%%
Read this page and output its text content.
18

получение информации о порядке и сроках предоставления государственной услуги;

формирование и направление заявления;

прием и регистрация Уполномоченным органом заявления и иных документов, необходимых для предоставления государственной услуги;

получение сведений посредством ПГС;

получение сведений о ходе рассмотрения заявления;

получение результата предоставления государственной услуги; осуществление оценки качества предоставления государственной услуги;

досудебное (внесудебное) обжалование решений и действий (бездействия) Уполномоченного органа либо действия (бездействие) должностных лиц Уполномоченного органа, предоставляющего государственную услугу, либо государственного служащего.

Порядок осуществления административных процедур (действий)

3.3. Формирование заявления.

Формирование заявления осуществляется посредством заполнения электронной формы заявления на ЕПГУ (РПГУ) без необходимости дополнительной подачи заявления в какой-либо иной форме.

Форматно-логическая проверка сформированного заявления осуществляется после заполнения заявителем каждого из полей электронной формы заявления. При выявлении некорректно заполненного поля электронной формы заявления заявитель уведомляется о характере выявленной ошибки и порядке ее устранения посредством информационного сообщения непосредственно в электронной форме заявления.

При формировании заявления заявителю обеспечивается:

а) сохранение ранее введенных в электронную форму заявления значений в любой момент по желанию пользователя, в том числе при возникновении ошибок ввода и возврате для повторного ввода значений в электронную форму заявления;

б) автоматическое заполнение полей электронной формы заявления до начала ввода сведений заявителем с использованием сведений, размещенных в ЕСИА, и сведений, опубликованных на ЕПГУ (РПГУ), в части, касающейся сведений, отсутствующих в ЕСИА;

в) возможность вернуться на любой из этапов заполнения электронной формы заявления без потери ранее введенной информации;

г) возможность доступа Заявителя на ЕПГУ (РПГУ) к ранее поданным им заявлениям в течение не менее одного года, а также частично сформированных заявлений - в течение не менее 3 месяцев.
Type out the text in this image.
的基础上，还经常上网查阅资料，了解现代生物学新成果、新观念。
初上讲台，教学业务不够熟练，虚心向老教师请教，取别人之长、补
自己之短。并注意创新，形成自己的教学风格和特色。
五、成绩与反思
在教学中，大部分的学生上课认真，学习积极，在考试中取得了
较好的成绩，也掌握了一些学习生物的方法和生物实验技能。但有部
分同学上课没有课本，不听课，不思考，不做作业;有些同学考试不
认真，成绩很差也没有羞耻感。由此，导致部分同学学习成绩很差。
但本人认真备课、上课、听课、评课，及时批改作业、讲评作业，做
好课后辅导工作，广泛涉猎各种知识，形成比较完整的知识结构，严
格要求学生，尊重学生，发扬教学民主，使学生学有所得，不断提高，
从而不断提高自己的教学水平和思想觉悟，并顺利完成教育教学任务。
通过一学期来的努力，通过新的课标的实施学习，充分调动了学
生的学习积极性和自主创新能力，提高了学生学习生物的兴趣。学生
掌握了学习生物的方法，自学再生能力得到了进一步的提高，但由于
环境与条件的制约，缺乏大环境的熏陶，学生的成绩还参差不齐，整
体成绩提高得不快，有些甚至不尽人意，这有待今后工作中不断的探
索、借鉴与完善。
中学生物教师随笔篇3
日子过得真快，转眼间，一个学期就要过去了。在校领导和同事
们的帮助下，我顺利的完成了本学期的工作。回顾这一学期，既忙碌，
%%
%%
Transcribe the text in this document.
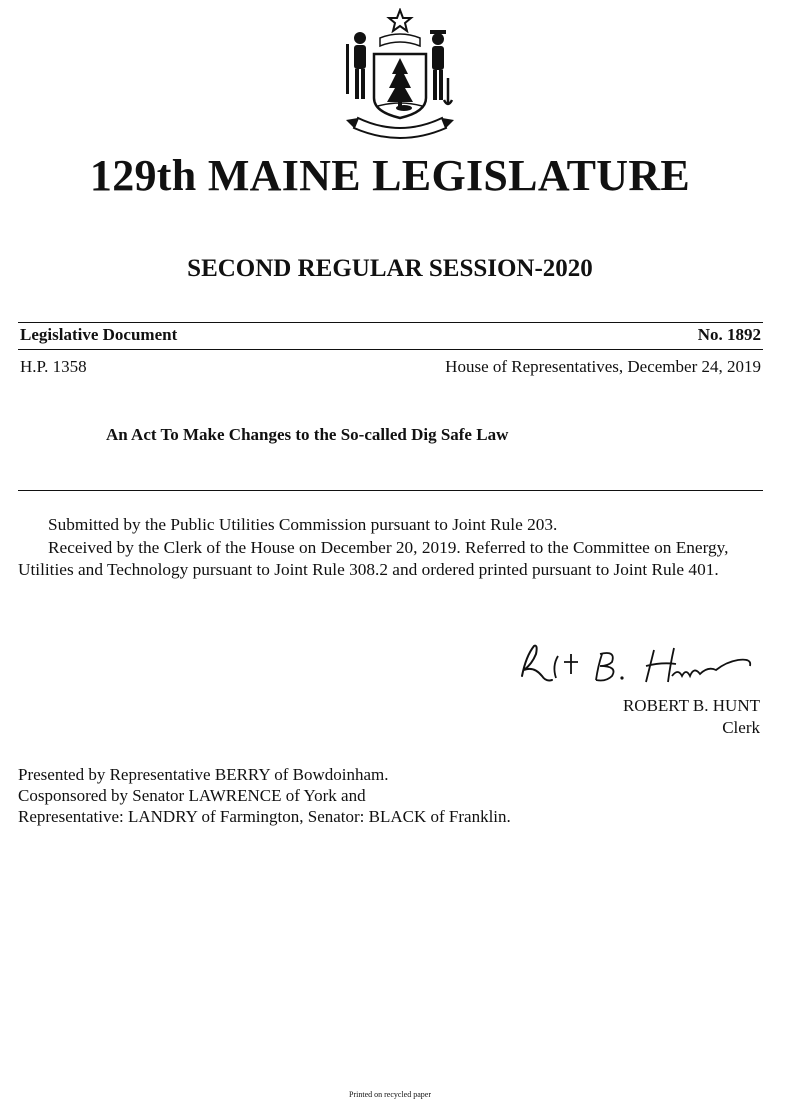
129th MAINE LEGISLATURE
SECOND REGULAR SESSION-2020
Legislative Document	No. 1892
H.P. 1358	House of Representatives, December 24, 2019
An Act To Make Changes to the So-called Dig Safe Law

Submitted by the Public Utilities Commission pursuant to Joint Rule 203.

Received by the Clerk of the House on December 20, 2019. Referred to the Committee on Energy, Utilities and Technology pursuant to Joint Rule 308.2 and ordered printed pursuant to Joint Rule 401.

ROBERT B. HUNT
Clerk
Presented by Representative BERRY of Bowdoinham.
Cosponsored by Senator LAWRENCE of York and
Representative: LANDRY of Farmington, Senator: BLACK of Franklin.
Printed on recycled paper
%%
> _WORK REQUIRED_: Extract all lines from the material above that include the word "государственной".

> _RESULT BELOW_:
получение информации о порядке и сроках предоставления государственной услуги;
прием и регистрация Уполномоченным органом заявления и иных документов, необходимых для предоставления государственной услуги;
получение результата предоставления государственной услуги; осуществление оценки качества предоставления государственной услуги;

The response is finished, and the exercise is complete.